═════ RECORDS SHOWN ═════
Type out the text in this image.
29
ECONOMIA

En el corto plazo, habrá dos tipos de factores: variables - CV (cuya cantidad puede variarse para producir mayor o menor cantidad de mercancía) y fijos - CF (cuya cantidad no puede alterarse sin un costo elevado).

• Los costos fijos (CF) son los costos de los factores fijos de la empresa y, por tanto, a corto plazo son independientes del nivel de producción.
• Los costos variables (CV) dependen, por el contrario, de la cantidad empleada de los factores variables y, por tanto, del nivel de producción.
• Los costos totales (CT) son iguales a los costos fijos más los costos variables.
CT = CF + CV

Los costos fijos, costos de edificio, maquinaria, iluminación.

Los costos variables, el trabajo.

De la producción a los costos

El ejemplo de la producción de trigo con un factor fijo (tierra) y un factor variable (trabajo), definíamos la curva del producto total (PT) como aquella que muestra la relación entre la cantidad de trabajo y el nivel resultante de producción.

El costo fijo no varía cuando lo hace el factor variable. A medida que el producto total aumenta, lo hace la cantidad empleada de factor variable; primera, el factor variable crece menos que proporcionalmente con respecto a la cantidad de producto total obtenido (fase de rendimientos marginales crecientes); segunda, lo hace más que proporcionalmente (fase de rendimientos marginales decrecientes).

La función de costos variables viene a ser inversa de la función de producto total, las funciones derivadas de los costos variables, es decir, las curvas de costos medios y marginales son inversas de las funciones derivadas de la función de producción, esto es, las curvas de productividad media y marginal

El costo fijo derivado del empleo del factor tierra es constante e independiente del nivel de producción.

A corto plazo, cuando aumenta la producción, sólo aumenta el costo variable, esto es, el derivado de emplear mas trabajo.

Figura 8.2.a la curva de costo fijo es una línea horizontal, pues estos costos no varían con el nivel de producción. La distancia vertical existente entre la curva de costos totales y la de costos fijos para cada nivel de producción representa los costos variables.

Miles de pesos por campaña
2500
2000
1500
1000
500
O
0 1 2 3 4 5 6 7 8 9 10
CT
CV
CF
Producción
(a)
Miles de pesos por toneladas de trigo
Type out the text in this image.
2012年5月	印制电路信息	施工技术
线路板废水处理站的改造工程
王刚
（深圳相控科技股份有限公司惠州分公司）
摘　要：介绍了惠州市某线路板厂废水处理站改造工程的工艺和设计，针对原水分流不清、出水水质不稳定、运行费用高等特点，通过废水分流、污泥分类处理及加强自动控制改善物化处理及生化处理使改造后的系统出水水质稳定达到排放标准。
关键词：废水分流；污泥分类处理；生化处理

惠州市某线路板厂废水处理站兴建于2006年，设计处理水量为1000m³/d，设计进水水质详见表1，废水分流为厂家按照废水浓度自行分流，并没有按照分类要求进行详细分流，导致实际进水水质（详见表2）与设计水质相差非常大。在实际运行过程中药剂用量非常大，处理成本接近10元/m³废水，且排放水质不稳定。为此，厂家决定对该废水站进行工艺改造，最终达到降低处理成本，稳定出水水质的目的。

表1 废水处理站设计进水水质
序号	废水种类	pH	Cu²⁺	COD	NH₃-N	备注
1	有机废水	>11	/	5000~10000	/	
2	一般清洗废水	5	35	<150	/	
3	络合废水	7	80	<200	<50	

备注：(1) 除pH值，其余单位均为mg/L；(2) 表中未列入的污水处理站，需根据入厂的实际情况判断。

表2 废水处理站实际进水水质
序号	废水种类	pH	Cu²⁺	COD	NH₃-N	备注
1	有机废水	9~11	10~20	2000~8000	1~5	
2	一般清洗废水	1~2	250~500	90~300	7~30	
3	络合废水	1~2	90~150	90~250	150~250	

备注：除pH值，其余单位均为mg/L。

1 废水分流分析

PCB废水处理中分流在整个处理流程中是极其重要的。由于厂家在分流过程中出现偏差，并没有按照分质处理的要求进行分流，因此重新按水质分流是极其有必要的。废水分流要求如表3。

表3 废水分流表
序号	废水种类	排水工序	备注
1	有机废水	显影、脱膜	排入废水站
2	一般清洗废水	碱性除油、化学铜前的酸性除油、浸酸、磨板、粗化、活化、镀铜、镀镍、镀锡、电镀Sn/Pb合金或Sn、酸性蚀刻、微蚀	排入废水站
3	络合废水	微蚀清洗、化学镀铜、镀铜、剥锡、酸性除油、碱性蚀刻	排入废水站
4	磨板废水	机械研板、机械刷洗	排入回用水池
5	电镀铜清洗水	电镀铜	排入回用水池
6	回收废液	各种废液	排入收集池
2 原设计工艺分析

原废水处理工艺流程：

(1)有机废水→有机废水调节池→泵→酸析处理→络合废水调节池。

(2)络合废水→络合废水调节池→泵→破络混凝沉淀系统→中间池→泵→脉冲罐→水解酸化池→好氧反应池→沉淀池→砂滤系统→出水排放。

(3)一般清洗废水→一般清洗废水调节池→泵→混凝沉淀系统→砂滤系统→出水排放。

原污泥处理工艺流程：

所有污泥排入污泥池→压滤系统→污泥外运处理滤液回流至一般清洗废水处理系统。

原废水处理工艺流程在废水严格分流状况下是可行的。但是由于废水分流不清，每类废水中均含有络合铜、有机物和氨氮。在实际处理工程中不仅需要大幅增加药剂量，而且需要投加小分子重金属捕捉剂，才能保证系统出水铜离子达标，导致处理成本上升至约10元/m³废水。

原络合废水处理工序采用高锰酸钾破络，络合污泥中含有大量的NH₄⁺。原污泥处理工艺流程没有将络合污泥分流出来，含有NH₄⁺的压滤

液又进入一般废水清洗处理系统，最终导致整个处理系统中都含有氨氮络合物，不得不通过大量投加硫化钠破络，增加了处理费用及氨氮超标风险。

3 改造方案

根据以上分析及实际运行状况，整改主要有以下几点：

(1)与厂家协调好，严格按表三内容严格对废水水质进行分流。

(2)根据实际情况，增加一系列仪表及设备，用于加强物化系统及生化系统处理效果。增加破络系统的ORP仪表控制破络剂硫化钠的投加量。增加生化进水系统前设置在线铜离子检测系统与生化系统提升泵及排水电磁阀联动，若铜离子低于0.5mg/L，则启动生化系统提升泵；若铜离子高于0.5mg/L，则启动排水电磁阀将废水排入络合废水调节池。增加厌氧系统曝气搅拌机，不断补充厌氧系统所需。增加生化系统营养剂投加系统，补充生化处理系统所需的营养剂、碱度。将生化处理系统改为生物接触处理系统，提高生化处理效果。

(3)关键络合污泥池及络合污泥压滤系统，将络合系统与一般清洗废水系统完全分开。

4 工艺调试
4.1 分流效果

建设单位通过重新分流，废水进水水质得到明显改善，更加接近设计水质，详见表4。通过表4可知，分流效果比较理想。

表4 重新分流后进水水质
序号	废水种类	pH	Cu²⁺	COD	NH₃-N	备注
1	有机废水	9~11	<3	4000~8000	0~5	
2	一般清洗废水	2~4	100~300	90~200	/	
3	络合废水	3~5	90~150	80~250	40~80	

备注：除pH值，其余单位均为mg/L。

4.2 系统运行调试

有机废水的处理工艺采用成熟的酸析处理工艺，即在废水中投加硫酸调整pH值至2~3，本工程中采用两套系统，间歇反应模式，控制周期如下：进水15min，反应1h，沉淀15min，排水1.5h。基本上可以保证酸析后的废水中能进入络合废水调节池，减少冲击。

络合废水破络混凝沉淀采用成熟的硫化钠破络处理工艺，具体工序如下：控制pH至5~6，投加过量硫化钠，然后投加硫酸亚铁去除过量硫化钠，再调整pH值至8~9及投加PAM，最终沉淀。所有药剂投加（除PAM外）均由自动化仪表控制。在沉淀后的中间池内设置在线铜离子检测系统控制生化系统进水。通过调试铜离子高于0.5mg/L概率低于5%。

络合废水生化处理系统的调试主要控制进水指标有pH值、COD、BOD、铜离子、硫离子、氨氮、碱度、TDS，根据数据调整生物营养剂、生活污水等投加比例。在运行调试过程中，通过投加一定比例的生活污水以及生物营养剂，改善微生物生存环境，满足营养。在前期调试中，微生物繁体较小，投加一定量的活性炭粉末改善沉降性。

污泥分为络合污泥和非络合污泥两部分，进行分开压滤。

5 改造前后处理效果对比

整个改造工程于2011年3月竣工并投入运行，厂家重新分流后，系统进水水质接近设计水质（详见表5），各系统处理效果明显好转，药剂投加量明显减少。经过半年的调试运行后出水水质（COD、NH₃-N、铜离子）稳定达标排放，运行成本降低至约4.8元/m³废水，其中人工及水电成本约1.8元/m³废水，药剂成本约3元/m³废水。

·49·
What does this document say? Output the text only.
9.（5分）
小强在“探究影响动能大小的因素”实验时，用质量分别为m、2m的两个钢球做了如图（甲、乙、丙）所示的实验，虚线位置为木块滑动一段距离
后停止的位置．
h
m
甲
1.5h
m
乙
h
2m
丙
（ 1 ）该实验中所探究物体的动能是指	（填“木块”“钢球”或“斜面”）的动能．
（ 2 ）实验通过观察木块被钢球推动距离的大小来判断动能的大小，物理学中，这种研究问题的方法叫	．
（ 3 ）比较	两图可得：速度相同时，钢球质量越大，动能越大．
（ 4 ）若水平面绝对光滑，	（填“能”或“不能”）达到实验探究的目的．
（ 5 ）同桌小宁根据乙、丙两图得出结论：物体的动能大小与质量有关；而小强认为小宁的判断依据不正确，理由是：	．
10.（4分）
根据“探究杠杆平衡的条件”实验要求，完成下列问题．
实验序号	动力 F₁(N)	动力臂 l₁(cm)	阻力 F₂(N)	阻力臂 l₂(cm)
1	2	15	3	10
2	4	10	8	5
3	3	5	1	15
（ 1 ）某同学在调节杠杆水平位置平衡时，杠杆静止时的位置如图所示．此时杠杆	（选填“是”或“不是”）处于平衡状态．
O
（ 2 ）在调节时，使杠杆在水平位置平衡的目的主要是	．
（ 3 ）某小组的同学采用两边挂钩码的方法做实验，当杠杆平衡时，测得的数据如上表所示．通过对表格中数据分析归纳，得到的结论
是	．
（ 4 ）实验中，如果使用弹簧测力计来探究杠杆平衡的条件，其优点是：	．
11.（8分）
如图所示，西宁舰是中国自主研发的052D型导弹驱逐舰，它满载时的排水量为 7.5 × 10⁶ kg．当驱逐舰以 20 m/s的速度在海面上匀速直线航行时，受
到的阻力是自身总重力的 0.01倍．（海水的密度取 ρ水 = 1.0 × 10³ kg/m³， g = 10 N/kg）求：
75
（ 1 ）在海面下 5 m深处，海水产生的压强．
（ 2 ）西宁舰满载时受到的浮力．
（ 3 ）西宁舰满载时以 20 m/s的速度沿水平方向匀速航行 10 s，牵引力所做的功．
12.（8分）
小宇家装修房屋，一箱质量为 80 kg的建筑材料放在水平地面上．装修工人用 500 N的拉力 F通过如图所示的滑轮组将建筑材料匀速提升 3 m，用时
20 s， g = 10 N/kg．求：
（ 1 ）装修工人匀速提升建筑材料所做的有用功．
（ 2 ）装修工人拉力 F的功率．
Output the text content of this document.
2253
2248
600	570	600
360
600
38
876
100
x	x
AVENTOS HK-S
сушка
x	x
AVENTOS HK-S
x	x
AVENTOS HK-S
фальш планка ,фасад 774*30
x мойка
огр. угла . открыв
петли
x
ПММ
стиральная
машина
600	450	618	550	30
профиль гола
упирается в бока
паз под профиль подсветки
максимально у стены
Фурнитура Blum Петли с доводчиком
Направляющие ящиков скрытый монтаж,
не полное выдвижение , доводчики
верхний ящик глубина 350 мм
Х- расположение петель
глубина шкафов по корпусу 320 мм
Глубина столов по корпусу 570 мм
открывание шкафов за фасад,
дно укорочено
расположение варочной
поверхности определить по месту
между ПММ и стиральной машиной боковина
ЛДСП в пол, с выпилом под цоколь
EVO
═════
_AIM:_ Go through the records and pull out each line that includes the word "фасад".

_THE ANSWER:_
фальш планка ,фасад 774*30
открывание шкафов за фасад,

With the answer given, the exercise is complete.